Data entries
** start **

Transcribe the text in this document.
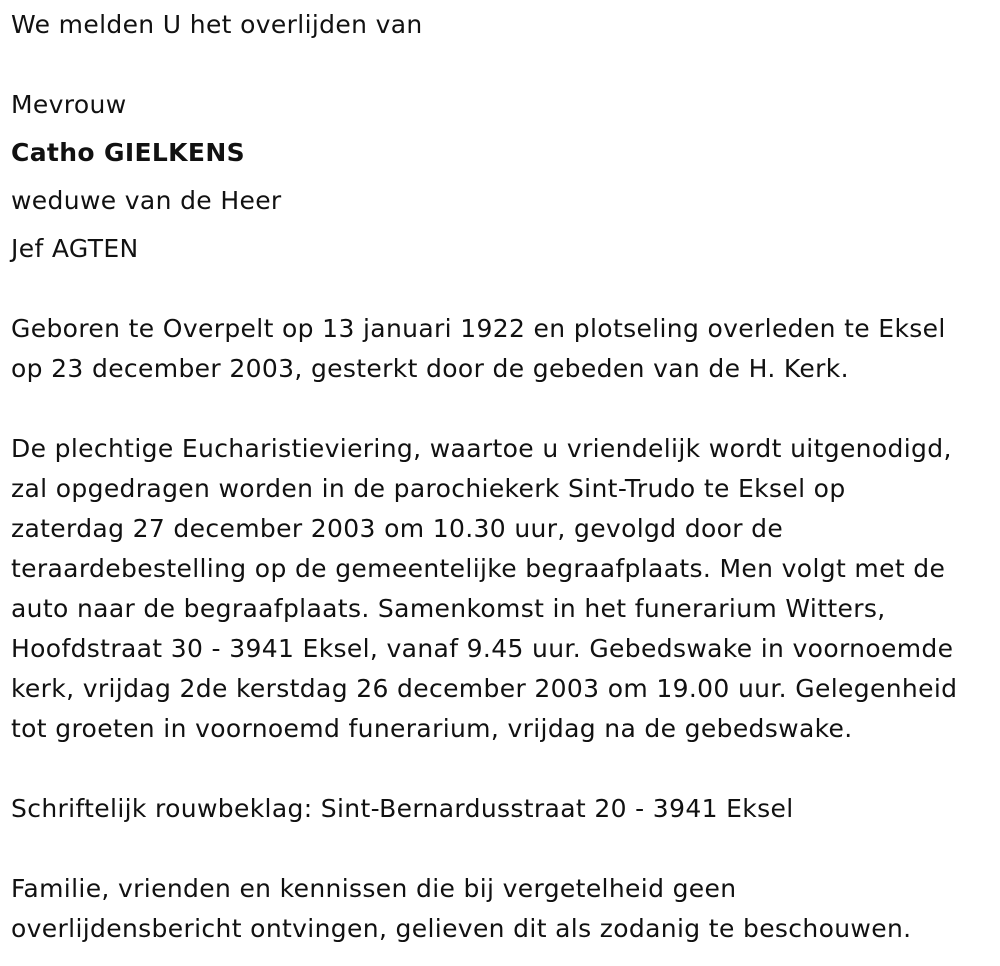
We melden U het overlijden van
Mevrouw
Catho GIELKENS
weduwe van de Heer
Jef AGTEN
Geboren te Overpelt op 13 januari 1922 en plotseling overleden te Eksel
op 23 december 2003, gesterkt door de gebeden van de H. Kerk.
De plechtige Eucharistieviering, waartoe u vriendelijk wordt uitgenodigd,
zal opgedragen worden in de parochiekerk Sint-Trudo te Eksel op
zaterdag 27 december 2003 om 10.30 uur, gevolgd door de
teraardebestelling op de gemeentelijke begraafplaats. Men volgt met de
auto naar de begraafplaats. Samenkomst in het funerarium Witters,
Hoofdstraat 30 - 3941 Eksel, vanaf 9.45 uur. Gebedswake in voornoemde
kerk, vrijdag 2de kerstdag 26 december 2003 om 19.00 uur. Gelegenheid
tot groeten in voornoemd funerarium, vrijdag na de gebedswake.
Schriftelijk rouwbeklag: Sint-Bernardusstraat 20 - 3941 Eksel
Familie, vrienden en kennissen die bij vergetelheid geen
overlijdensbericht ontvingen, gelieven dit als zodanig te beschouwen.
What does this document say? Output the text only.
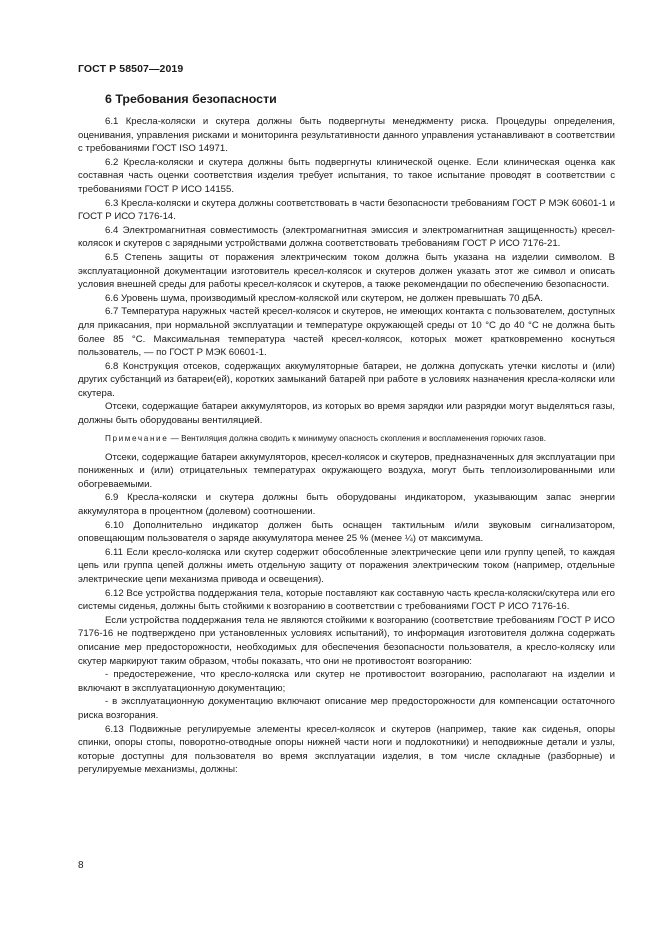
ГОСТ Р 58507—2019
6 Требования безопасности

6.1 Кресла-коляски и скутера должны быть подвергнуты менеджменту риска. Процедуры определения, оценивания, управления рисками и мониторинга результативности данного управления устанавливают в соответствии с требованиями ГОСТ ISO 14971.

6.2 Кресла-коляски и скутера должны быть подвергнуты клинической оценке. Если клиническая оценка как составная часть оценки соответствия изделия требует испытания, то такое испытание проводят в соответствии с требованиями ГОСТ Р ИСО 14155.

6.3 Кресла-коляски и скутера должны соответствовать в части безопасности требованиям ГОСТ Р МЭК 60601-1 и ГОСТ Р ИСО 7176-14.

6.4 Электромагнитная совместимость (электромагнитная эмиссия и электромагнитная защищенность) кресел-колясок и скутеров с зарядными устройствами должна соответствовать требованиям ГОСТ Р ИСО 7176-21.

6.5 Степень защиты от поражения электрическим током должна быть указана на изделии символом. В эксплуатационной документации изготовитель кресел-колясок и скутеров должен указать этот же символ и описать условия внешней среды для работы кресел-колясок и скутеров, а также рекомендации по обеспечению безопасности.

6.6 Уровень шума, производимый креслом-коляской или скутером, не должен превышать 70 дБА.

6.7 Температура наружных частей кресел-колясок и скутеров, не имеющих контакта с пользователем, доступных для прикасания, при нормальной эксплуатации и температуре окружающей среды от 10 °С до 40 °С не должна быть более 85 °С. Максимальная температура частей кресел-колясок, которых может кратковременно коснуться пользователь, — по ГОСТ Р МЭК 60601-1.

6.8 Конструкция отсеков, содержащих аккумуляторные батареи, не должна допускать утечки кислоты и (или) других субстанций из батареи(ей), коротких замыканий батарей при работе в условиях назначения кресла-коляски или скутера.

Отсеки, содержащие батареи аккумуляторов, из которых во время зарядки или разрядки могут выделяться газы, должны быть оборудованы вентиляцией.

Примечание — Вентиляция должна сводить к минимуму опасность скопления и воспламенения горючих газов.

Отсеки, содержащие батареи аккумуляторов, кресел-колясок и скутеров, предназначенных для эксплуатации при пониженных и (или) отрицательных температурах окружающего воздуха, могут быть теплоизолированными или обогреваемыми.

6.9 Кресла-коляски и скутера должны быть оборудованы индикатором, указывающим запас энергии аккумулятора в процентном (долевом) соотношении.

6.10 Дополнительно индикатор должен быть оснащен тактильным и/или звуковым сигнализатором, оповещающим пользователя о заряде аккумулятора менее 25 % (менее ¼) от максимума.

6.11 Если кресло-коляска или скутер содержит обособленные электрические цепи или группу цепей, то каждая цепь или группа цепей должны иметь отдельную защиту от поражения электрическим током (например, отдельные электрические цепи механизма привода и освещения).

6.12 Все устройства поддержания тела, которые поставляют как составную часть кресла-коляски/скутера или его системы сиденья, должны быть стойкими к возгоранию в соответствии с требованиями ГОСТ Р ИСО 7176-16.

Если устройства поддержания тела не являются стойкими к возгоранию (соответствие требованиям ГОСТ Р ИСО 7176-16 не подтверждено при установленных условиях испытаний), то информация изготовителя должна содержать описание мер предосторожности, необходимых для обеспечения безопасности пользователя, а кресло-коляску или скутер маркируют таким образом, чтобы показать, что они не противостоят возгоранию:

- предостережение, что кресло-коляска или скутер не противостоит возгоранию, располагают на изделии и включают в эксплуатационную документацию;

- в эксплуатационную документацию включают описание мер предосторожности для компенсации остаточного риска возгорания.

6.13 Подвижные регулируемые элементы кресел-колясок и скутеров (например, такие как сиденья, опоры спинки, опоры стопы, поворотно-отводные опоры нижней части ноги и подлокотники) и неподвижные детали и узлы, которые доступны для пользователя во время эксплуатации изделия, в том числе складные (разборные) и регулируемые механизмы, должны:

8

** end **

Stated task
Identify all lines in the records above with the word "vrijdag".

Task result
kerk, vrijdag 2de kerstdag 26 december 2003 om 19.00 uur. Gelegenheid
tot groeten in voornoemd funerarium, vrijdag na de gebedswake.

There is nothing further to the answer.